#### Problems to work on
1. In the forum thread about facing a man who draws a gun, what was the second biggest factor in surviving?
2. Go on with the forum thread about facing a man who draws a gun, starting after its last sentence.

#### Passage given
Begin

There’s no doubt in your mind it’s a gun, and he’s pulling it out, if that changes anything.


----------



## ShortBridge

kempodisciple said:


> Find out what he wants. I dont trust myself that in that moment i would act optimally to prevent the gun being pulled out, once it is if i attack im probably dead, and running wouldnt do much either. Most likely situations imo are either hes pulling out a cigarette, i saw the gun and in my panic just assumed he was pulling it out, or hes mugging me at which point id rather give him my wallet then take that risk.



Actually, according to Rory Miller, running might be your best option. I don't have the sited study here, but distance made the biggest difference between surviving and being shot dead. The second biggest factor was cover, so run fast, away from the shooter toward cover. Don't zig zag, go for distance and cover. As I remember it:

1) A person brandishing a gun may not be intending to fire the gun, don't stick around and wait for instructions, be gone like a jack rabbit.
2) Accuracy under pressure, in the dark  is harder than most people think and every foot of distance between you and the gun reduces the likelihood of a fatal shot.
3) Non-fatal gun shots are more common than you realize, even if you get hit, keep moving away from the shooter.

All of things things (according to a study cited in "Meditations on Violence") increase your chances of surviving a gunshot.

End

#### Record set

Begin

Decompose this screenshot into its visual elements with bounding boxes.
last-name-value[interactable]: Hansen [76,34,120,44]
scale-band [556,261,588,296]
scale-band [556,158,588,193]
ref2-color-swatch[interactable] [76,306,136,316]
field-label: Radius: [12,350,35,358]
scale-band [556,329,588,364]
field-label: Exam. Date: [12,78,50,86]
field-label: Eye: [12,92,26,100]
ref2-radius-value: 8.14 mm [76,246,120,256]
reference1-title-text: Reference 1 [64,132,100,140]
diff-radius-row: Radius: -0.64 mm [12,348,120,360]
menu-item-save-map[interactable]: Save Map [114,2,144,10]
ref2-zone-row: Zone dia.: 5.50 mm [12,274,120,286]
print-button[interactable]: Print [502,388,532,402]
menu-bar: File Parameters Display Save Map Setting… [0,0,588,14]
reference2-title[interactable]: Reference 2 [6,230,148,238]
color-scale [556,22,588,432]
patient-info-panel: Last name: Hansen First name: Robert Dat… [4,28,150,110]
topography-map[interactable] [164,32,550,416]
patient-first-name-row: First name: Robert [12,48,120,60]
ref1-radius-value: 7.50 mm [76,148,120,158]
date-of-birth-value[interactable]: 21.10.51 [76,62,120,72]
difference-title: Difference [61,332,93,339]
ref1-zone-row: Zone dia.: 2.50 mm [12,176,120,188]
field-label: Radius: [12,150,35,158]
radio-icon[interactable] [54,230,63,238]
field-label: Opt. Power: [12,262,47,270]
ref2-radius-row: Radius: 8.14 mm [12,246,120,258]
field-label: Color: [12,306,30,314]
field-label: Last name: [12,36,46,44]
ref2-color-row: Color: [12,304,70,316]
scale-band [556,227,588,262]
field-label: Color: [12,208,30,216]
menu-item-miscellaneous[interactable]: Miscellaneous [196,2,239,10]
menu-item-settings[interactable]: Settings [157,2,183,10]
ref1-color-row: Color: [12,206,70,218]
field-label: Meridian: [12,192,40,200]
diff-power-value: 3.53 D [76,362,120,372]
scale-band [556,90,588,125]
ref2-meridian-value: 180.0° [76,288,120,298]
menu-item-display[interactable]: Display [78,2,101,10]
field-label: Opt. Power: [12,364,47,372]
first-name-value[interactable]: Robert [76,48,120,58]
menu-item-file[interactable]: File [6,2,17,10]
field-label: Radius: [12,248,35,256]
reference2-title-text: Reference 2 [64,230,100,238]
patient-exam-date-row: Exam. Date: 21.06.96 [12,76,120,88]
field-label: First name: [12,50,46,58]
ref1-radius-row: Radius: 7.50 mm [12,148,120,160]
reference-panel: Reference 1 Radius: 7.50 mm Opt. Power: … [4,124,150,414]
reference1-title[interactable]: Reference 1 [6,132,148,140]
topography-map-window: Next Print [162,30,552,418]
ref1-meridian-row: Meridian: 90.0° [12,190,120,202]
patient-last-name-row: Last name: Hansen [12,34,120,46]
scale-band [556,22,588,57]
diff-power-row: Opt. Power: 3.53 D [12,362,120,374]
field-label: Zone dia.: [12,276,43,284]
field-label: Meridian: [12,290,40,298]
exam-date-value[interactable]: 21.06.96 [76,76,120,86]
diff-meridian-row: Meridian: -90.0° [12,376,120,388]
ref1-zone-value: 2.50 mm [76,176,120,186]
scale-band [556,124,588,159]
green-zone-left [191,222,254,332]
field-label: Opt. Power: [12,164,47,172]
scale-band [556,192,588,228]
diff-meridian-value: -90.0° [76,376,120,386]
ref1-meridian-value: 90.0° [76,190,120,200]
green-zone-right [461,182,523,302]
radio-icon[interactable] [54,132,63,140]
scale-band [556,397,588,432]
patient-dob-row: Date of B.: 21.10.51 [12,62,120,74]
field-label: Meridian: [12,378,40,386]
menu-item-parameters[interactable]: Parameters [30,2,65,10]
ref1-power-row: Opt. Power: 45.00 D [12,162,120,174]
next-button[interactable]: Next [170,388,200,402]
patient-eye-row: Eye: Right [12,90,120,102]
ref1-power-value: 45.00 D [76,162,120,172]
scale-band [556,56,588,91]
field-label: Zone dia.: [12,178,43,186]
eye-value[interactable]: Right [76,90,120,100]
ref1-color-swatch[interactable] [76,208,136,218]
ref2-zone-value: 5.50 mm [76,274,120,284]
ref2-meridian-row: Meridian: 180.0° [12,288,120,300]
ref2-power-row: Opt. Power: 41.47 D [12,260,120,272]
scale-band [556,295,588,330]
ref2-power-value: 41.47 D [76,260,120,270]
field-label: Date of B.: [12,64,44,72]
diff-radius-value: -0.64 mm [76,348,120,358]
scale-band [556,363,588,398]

End

#### Response list
1. Cover.

2.
Certainly there are also fight options. I'll mostly let other people fall for the trick of talking about how they would use their training to disarm and defeat someone, but system agnostic. Speed, timing, range, control, and inflict maximum, overwhelming, unrelenting damage.


I don't know which of the two is a better bet. Depends on a lot of things. In either scenario, time and space are major factors. Frankly, I know what "you got a light?" means off of Fordham Road at 2am and I hope that I would have been working this out and moving to action before I saw the gun, but you never know until you are there, no matter how much training you've done.


----------



## Monkey Turned Wolf

ShortBridge said:


> Actually, according to Rory Miller, running might be your best option. I don't have the sited study here, but distance made the biggest difference between surviving and being shot dead. The second biggest factor was cover, so run fast, away from the shooter toward cover. Don't zig zag, go for distance and cover. As I remember it:
> 
> 1) A person brandishing a gun may not be intending to fire the gun, don't stick around and wait for instructions, be gone like a jack rabbit.
> 2) Accuracy under pressure in the dark is harder than most people think and every foot of distance between you and the gun reduces the likelihood of a fatal shot.
> 3) Non-fatal gun shots are more common than you realize, even if you get hit, keep moving away from the shooter.
> 
> All of things things (according to a study cited in "Meditations on Violence") increase your chances of surviving a gunshot.
> 
> 
> Certainly there are also fight options. I'll mostly let other people fall for the trick of talking about how they would use their training to disarm and defeat someone, but system agnostic. Speed, timing, range, control, and inflict maximum, overwhelming, unrelenting damage.
> 
> 
> I don't know which of the two is a better bet. Depends on a lot of things. In either scenario, time and space are major factors. Frankly, I know what "you got a light?" means off of Fordham Road at 2am and I hope that I would have been working this out and moving to action before I saw the gun, but you never know until you are there, no matter how much training you've done.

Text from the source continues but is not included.